As many of you know, I grew up as a flatlander, in Regina SK. A flatlander, and a city-dweller, and my main relationship with the outdoors was with a group of buddies, with either a football or hockey sticks figuring prominently.  And don’t get me wrong, we spent a lot of time outdoors and we’d still be out there to about, say, plus 35 or minus 25, but things like hiking and skiing or anything you’d call “love of nature” were not on the agenda.

With that in mind, a bit over 3 years after arriving in Canmore I wrote an open letter to the Mountains on Transfiguration Sunday, 2016, and as I have found myself in recent days musing quite a bit on the ways that my twelve years at Ralph Connor have changed me, I’d like to ask your indulgence as I revisit that letter:

AN OPEN LETTER TO THE MOUNTAINS

It doesn’t feel like I’ve known you very long, and even after a dozen years don’t know you as well as I would like to, but I feel compelled to write you about everything you mean to me.

EXTRACTED MATERIAL:
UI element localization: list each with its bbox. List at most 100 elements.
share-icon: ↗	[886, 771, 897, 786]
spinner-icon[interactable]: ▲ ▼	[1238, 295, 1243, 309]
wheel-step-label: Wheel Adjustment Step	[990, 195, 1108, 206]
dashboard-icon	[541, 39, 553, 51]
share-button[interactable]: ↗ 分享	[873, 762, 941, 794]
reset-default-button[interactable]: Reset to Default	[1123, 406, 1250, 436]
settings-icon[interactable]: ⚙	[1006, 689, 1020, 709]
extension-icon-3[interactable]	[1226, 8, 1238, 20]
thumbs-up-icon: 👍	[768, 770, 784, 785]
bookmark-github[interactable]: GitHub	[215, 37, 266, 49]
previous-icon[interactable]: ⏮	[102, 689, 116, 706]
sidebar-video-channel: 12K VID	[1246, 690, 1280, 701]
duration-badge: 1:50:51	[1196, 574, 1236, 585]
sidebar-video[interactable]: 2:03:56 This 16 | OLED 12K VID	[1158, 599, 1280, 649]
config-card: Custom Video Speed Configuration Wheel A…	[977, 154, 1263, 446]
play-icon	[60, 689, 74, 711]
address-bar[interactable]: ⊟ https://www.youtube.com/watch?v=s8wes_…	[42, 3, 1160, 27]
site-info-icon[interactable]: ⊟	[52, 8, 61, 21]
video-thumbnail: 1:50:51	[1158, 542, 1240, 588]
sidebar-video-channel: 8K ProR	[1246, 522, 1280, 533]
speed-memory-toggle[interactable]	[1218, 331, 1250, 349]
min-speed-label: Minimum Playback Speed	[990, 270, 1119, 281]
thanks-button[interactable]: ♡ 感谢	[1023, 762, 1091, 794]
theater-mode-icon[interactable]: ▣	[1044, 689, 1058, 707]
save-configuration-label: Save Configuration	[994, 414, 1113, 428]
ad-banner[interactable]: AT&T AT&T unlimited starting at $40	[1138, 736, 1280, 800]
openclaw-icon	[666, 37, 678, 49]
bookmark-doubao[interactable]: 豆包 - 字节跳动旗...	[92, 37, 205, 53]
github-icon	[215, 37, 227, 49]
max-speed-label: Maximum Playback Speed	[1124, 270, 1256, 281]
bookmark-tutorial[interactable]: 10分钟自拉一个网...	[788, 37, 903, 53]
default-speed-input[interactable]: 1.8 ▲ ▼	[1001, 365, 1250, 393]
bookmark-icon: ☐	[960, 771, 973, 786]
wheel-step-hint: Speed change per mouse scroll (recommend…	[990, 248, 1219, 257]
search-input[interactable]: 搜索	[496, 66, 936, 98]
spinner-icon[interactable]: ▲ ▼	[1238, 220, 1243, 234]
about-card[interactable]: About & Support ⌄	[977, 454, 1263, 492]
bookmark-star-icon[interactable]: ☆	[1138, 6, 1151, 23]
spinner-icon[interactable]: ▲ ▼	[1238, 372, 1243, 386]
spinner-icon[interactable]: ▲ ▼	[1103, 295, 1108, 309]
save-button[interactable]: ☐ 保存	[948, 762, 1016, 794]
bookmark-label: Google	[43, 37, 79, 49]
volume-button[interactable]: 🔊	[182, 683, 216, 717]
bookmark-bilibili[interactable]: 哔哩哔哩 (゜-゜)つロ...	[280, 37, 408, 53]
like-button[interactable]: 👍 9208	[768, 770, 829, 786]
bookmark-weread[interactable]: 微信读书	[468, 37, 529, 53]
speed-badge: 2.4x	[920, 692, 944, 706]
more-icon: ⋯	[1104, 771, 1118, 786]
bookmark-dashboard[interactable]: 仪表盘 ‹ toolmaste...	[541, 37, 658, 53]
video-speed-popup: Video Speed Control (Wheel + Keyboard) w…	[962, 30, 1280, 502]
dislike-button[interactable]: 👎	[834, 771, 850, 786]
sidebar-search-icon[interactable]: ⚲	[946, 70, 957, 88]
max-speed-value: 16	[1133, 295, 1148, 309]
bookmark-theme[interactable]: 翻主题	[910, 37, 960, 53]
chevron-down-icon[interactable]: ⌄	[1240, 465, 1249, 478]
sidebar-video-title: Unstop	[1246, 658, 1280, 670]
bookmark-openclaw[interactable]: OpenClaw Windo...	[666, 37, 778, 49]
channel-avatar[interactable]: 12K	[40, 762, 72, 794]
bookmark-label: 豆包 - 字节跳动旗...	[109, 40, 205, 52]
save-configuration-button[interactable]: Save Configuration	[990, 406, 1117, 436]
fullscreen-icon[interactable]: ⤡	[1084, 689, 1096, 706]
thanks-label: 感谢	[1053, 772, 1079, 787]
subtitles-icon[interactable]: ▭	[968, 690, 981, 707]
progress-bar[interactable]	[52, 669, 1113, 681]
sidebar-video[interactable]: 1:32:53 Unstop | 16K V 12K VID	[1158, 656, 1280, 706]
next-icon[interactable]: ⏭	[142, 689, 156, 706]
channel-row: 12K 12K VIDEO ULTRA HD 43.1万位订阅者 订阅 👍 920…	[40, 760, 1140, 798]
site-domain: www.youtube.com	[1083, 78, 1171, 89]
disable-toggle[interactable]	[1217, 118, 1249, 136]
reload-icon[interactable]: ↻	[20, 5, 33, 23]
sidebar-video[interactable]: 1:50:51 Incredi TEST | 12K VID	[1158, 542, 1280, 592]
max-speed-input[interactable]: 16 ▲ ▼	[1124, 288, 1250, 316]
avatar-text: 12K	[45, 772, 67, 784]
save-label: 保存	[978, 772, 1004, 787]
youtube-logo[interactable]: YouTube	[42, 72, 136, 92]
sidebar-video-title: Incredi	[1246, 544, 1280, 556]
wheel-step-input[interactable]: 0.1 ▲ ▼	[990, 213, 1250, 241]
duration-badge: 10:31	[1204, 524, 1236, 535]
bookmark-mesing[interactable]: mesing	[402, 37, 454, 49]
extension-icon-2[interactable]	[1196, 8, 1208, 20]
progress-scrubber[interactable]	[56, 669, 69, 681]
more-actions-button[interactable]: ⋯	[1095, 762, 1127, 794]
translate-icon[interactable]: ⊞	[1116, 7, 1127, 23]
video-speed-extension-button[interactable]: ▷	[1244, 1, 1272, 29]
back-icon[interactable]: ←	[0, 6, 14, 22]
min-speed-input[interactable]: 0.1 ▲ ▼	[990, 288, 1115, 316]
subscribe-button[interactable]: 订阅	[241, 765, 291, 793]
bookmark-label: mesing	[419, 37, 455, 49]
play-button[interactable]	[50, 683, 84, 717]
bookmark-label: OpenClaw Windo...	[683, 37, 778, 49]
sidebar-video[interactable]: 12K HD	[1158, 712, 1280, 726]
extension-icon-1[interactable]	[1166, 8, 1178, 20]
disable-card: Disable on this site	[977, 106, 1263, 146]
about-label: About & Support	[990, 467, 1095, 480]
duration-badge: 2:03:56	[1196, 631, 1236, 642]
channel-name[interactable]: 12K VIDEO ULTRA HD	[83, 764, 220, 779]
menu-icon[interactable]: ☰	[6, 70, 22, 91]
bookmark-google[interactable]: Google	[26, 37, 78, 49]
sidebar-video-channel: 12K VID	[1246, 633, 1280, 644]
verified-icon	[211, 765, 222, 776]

INSTRUCTIONS FOR THE TASK: Revise the mountains text from "It doesn’t feel" up to and including "mean to me." so that "twelve years" takes the place of "a dozen years". The data has no connection to the text.

FINISHED ANSWER:
It doesn’t feel like I’ve known you very long, and even after twelve years don’t know you as well as I would like to, but I feel compelled to write you about everything you mean to me.